─── Data for this task ───

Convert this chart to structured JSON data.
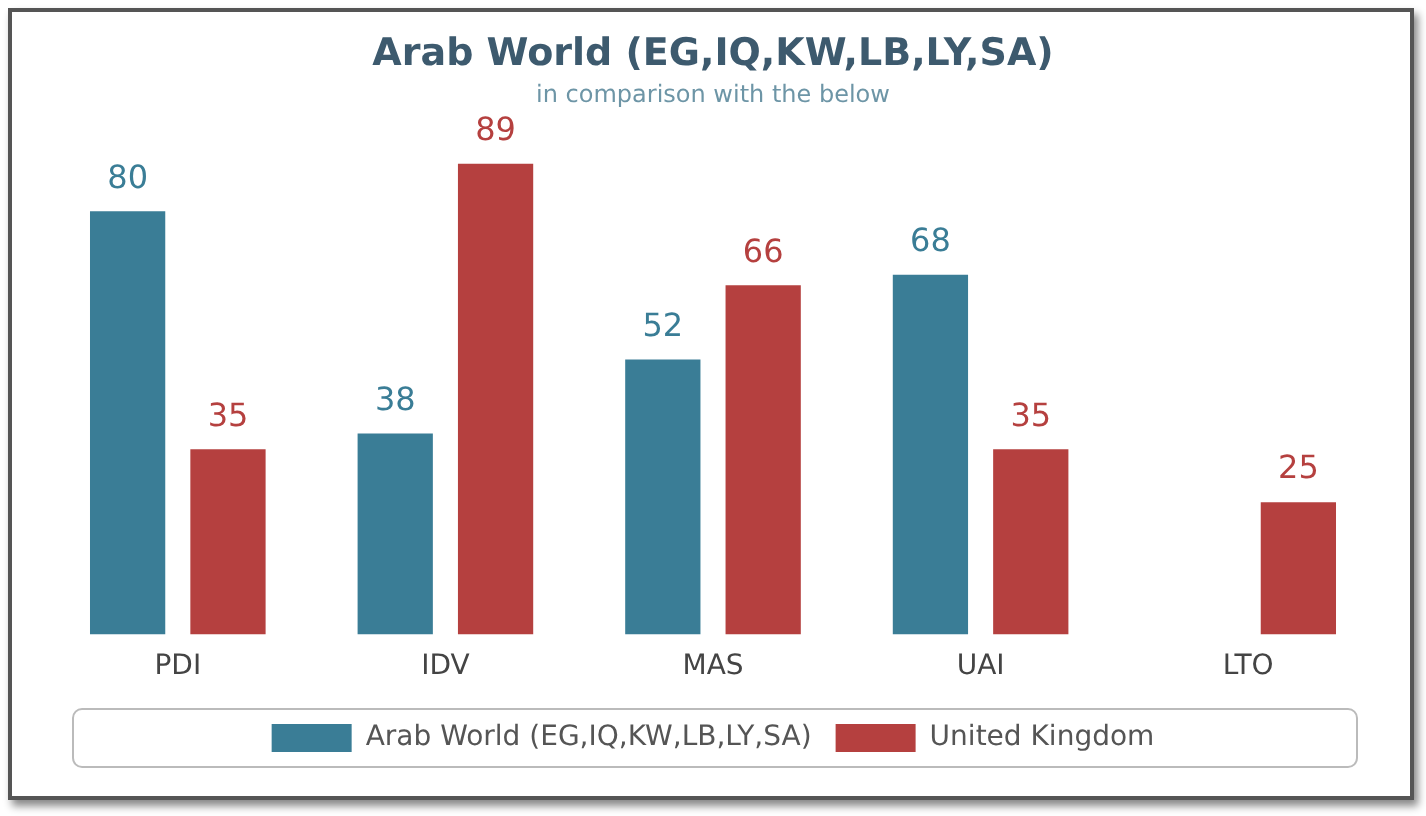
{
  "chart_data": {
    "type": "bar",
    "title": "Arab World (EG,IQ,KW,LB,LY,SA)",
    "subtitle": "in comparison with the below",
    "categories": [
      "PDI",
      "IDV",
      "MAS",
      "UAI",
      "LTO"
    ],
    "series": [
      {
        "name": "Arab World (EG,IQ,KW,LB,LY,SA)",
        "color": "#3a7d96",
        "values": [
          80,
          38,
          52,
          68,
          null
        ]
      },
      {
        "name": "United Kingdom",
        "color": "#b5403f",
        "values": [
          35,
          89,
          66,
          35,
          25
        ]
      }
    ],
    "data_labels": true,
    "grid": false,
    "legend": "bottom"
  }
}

───

The exercise: In the entries above, how many lines hold the word "name"? State the number and nothing else.

Correct answer: 2